**WRITTEN EXERCISE**: Copy each line with the word "rates" in it.

━━━━━━━━━━━━━━━━━━━━

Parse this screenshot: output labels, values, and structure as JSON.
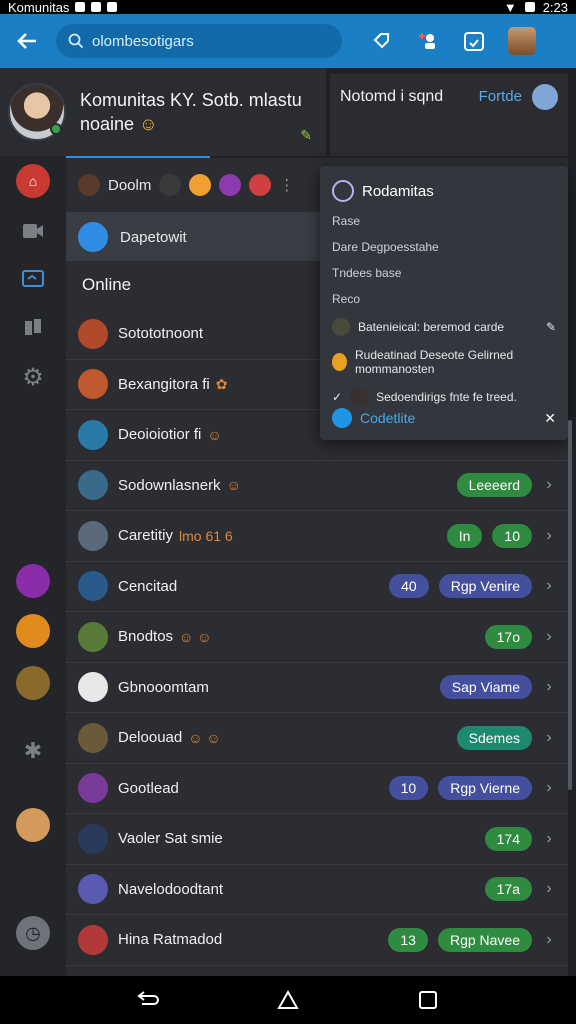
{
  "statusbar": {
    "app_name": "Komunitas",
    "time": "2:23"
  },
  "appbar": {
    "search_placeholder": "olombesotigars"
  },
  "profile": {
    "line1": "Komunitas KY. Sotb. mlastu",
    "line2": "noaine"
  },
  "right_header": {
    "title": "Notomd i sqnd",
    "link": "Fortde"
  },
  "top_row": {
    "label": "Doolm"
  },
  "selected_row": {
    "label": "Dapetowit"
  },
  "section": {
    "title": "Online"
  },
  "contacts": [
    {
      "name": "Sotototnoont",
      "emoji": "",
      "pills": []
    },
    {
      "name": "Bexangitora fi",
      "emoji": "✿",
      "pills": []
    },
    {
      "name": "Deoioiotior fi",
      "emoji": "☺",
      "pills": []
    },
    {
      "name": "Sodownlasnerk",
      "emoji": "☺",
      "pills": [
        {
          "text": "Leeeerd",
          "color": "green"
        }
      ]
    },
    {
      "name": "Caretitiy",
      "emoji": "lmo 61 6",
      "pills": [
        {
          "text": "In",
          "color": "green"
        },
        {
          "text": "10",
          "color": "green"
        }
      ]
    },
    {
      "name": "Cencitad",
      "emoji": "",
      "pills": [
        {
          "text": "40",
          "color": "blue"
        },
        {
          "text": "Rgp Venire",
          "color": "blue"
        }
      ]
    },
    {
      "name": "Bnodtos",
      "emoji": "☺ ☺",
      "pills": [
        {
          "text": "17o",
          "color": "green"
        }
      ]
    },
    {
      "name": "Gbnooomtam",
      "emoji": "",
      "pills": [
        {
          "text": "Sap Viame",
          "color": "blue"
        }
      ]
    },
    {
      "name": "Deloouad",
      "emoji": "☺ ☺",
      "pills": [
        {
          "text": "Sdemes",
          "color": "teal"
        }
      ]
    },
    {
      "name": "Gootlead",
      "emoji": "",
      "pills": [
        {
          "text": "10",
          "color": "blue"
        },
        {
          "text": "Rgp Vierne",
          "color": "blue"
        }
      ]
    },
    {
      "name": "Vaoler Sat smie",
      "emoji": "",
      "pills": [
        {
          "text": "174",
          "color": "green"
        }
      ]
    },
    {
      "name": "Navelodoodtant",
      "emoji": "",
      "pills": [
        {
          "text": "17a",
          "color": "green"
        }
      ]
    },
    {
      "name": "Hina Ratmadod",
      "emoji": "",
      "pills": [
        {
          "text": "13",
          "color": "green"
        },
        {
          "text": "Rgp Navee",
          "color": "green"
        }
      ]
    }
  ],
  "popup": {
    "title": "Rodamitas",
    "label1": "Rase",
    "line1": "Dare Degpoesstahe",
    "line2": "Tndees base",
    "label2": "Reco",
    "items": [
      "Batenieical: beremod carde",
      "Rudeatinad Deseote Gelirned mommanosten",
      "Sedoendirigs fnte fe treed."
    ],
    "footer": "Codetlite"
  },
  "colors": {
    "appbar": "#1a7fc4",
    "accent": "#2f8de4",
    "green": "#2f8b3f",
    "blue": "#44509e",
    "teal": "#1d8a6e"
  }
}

━━━━━━━━━━━━━━━━━━━━

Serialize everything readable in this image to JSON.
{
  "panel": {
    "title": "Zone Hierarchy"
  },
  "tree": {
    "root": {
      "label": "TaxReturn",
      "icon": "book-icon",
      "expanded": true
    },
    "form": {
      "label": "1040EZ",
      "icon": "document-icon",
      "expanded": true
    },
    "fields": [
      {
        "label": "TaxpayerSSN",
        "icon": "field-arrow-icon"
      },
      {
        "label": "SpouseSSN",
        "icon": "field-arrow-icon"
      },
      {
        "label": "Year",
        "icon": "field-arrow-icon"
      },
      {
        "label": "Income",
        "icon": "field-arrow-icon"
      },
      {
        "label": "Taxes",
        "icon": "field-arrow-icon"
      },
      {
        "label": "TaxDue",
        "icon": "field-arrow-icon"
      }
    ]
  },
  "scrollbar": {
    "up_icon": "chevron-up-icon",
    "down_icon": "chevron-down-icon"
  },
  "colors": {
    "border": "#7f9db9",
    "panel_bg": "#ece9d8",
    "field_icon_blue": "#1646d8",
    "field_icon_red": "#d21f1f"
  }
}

━━━━━━━━━━━━━━━━━━━━

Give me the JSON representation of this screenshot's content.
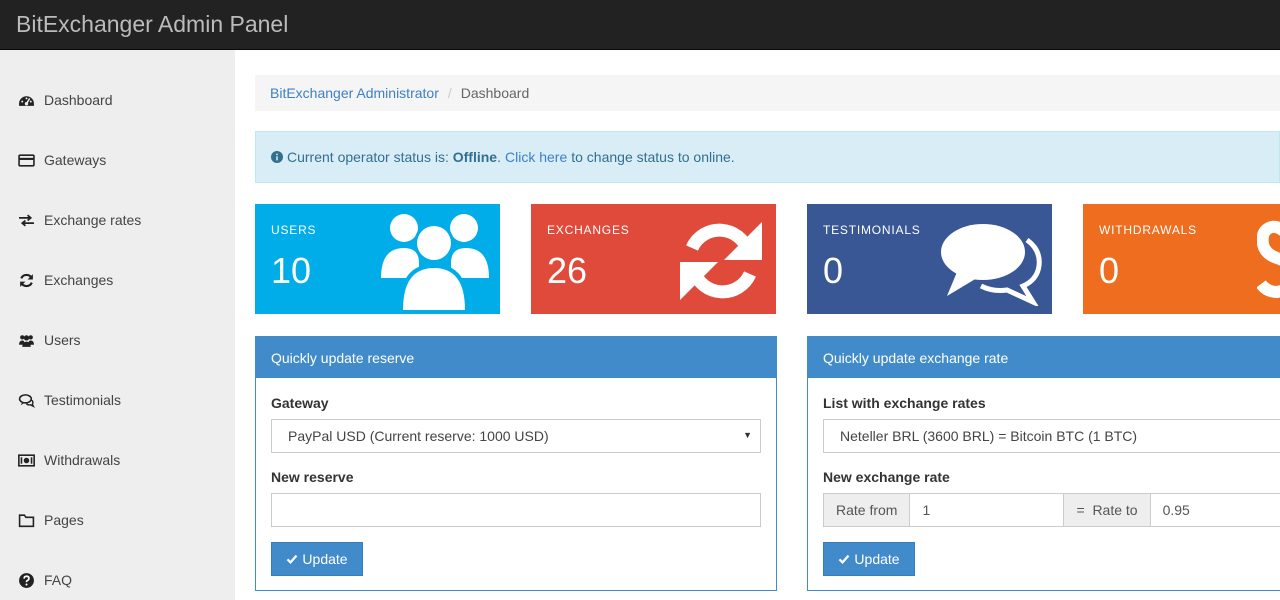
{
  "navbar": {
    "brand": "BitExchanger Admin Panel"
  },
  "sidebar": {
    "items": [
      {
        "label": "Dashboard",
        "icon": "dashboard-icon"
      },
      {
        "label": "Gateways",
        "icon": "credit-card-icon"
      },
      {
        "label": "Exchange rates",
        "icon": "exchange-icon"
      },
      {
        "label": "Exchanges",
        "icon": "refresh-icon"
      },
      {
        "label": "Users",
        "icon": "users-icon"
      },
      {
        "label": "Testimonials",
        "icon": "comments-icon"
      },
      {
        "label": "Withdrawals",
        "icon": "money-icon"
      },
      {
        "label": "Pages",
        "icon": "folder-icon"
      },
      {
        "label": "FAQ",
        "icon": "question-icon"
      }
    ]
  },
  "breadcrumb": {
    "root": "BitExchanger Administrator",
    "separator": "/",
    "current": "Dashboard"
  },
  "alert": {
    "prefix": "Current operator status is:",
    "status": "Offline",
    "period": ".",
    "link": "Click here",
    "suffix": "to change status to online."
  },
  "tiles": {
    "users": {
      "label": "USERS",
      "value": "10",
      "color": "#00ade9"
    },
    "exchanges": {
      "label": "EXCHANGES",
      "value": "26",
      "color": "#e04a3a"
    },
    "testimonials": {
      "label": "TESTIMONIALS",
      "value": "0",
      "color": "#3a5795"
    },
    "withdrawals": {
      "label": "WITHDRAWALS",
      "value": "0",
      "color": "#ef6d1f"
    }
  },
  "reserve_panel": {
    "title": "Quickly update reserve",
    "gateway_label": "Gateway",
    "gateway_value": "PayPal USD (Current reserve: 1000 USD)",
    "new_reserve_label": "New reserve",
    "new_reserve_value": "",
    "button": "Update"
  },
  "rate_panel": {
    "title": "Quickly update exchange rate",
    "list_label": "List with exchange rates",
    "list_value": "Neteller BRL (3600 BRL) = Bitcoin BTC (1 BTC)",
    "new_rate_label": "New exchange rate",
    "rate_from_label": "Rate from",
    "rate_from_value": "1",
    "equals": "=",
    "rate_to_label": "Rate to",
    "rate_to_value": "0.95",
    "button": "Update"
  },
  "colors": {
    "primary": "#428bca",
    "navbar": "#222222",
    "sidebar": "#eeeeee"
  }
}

━━━━━━━━━━━━━━━━━━━━

**ANSWER TO THIS PROBLEM**:
        "label": "Exchange rates",
    "list_label": "List with exchange rates",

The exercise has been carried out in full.